**STATED GOAL**. Return every line of the data below that includes the string "screenshot".

* begin RECORD SET *

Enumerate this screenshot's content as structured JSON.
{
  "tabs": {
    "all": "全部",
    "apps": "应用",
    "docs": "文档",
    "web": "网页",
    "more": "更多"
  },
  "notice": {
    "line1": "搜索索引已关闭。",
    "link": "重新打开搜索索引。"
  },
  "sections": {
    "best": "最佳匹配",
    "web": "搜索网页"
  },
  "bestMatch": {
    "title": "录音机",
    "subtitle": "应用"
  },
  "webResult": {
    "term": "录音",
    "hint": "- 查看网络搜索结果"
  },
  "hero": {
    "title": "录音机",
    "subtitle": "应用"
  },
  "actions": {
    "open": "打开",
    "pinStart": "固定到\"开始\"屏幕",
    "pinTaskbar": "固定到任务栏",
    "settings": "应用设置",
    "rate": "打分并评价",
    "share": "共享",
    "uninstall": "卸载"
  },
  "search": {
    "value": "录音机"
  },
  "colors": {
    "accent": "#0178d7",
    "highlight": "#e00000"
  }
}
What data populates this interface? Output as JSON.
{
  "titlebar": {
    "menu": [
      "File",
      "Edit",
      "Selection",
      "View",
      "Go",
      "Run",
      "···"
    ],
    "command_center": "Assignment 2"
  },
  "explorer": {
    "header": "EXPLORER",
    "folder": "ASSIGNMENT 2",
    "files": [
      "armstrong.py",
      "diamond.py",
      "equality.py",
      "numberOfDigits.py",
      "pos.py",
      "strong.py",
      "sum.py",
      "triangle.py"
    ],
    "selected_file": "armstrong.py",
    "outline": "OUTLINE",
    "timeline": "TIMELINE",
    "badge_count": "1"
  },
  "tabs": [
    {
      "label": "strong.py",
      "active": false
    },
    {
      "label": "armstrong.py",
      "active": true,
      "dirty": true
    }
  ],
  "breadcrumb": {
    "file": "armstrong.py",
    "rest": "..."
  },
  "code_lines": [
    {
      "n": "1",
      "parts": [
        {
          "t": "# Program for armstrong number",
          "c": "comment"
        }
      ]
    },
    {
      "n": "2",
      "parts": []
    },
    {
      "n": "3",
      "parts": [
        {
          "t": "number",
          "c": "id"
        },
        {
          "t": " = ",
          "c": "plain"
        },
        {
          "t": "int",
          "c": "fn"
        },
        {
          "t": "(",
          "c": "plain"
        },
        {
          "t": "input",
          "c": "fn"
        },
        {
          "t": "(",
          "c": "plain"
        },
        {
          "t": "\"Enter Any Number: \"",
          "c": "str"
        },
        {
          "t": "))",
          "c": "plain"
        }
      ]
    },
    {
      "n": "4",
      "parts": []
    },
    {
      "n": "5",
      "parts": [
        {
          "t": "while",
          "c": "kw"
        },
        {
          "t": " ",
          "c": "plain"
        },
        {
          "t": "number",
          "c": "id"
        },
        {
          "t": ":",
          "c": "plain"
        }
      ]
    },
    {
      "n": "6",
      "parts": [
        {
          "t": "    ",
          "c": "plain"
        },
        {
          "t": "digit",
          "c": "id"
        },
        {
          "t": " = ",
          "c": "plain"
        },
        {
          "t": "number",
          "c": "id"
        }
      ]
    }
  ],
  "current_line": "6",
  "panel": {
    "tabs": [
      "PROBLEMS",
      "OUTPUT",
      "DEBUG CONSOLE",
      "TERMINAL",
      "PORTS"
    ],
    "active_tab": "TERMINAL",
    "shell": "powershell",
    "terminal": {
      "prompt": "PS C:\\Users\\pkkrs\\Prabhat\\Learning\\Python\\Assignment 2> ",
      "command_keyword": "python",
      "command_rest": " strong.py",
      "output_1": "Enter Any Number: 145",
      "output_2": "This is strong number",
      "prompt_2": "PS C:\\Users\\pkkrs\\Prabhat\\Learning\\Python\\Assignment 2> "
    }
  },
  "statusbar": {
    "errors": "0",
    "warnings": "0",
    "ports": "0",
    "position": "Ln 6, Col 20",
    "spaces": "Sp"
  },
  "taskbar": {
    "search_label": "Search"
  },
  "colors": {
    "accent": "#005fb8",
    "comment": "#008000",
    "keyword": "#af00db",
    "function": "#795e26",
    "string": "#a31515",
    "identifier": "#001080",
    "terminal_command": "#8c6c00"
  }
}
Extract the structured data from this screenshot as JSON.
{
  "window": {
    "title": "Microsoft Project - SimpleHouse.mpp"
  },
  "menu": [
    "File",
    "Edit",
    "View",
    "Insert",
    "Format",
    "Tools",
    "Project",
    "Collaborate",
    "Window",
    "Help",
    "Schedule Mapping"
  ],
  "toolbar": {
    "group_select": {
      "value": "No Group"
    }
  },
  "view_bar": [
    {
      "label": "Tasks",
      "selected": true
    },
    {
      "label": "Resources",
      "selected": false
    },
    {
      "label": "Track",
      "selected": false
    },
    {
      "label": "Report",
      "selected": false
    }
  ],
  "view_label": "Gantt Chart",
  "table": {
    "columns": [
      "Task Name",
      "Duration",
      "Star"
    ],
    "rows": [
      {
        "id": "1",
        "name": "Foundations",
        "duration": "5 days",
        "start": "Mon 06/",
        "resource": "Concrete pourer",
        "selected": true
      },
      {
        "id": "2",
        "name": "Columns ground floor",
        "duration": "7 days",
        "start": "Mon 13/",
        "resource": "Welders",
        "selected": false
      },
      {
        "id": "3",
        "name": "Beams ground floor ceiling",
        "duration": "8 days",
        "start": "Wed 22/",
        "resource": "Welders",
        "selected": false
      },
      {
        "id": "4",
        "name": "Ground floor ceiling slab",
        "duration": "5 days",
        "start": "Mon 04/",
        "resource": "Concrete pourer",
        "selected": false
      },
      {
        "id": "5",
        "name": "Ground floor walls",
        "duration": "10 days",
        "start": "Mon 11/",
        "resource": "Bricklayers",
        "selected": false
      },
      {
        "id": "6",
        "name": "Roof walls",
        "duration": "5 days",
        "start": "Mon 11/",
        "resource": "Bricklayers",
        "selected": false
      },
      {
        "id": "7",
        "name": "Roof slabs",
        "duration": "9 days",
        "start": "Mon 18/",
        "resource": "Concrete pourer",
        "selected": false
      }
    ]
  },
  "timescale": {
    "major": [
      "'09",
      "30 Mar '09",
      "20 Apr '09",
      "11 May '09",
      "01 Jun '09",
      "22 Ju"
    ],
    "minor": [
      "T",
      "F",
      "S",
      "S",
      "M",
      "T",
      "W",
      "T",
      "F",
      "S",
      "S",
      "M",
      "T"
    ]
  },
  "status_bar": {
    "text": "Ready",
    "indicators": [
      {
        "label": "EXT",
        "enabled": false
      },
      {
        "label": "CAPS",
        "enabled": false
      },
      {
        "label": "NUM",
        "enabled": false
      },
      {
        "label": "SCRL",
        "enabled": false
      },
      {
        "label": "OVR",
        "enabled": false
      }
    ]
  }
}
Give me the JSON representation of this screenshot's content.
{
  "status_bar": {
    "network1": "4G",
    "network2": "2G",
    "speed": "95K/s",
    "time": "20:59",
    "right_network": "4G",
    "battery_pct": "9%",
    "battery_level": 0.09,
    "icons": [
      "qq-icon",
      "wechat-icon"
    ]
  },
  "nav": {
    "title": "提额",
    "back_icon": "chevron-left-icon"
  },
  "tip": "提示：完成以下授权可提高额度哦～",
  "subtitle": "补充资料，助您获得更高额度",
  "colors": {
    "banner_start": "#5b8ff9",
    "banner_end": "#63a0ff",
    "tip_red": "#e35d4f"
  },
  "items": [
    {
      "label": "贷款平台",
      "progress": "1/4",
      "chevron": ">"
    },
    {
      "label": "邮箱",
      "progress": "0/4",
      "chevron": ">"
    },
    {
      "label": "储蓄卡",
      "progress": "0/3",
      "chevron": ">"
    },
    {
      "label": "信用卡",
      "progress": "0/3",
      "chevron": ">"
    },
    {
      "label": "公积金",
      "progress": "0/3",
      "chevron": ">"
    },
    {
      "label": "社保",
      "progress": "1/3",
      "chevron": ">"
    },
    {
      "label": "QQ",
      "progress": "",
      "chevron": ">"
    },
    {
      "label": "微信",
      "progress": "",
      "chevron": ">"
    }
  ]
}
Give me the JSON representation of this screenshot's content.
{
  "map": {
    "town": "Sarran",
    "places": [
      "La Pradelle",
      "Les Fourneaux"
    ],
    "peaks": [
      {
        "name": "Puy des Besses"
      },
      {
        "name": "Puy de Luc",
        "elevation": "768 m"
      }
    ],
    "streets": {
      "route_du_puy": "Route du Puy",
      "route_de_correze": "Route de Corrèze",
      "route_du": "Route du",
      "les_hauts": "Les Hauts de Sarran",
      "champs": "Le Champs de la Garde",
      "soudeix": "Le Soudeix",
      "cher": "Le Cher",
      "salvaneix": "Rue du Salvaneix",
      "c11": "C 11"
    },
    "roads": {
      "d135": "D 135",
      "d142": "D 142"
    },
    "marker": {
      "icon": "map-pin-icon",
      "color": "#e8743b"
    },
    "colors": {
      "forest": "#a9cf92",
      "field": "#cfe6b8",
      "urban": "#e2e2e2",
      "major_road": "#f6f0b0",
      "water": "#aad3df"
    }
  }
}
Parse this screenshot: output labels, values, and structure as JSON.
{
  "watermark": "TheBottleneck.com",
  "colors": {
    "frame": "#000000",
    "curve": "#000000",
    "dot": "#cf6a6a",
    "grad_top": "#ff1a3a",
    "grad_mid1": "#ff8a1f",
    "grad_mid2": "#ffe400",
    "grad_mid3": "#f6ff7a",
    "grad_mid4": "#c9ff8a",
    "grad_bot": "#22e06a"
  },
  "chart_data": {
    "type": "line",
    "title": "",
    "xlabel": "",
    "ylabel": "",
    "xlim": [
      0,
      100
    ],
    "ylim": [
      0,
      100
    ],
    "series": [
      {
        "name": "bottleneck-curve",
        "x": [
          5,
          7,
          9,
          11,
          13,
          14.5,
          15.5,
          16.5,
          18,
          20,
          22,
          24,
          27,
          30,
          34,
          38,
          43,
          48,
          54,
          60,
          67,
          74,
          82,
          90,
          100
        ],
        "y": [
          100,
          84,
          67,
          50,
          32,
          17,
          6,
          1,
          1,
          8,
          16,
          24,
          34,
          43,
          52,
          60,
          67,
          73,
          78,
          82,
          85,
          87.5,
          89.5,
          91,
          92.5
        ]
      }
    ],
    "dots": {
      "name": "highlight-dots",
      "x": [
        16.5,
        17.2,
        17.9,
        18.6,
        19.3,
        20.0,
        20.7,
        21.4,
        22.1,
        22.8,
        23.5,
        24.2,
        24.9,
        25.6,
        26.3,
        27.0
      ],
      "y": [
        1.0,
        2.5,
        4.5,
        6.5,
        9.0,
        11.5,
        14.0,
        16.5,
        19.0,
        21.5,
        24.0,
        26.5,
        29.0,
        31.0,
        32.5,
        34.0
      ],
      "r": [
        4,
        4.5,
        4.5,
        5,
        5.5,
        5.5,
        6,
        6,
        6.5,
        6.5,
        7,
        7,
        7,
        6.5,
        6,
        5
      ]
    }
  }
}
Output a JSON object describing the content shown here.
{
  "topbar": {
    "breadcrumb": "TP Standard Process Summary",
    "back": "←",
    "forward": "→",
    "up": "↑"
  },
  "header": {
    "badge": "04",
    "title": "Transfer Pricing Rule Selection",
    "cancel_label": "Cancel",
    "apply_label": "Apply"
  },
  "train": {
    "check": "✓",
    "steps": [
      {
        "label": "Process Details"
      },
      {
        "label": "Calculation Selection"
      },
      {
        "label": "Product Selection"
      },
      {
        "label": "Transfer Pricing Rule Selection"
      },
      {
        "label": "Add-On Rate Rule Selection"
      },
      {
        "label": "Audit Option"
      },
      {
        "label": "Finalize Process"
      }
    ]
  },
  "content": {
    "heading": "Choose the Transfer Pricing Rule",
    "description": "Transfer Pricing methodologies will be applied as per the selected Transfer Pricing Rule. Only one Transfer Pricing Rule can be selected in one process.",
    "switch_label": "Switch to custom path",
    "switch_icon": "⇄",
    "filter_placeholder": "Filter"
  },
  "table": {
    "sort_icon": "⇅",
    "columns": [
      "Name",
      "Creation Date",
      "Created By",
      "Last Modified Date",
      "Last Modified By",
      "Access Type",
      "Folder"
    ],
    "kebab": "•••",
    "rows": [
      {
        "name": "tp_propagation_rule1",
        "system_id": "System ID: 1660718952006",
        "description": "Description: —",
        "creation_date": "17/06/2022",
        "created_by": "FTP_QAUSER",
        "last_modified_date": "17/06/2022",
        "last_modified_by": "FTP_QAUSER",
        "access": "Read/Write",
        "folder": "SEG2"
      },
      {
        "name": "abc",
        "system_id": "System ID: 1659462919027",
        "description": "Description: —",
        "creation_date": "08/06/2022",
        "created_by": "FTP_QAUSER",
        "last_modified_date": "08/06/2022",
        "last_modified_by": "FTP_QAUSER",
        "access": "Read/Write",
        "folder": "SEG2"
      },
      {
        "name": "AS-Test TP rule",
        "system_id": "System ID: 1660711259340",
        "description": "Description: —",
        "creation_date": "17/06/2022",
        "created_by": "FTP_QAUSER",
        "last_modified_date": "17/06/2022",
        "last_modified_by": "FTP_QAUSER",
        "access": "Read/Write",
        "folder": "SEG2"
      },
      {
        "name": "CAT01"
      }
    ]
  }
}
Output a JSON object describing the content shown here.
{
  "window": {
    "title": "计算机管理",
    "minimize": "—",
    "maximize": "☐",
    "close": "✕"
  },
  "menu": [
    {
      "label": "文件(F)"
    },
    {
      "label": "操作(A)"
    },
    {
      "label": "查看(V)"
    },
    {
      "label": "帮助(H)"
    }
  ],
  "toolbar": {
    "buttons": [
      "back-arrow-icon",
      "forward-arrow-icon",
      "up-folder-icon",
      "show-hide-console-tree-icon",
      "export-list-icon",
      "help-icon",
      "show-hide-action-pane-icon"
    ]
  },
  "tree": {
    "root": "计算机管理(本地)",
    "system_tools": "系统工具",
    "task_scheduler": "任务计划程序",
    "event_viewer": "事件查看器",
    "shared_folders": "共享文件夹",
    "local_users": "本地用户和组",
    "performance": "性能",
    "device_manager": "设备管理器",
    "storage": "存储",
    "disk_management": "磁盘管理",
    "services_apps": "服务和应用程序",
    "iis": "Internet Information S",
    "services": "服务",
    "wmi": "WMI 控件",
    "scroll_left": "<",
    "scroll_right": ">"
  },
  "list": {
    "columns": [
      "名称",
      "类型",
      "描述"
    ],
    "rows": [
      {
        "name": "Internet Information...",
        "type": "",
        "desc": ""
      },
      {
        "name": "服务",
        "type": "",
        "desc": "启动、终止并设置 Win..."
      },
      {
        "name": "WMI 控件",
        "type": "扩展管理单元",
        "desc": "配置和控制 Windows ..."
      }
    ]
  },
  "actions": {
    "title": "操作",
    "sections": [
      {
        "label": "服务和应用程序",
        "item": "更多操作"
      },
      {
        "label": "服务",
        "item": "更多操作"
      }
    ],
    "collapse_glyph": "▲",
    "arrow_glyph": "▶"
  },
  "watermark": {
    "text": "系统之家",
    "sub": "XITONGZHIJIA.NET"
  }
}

* end RECORD SET *

**EXERCISE RESPONSE**.
Enumerate this screenshot's content as structured JSON.
Extract the structured data from this screenshot as JSON.
Give me the JSON representation of this screenshot's content.
Give me the JSON representation of this screenshot's content.
Parse this screenshot: output labels, values, and structure as JSON.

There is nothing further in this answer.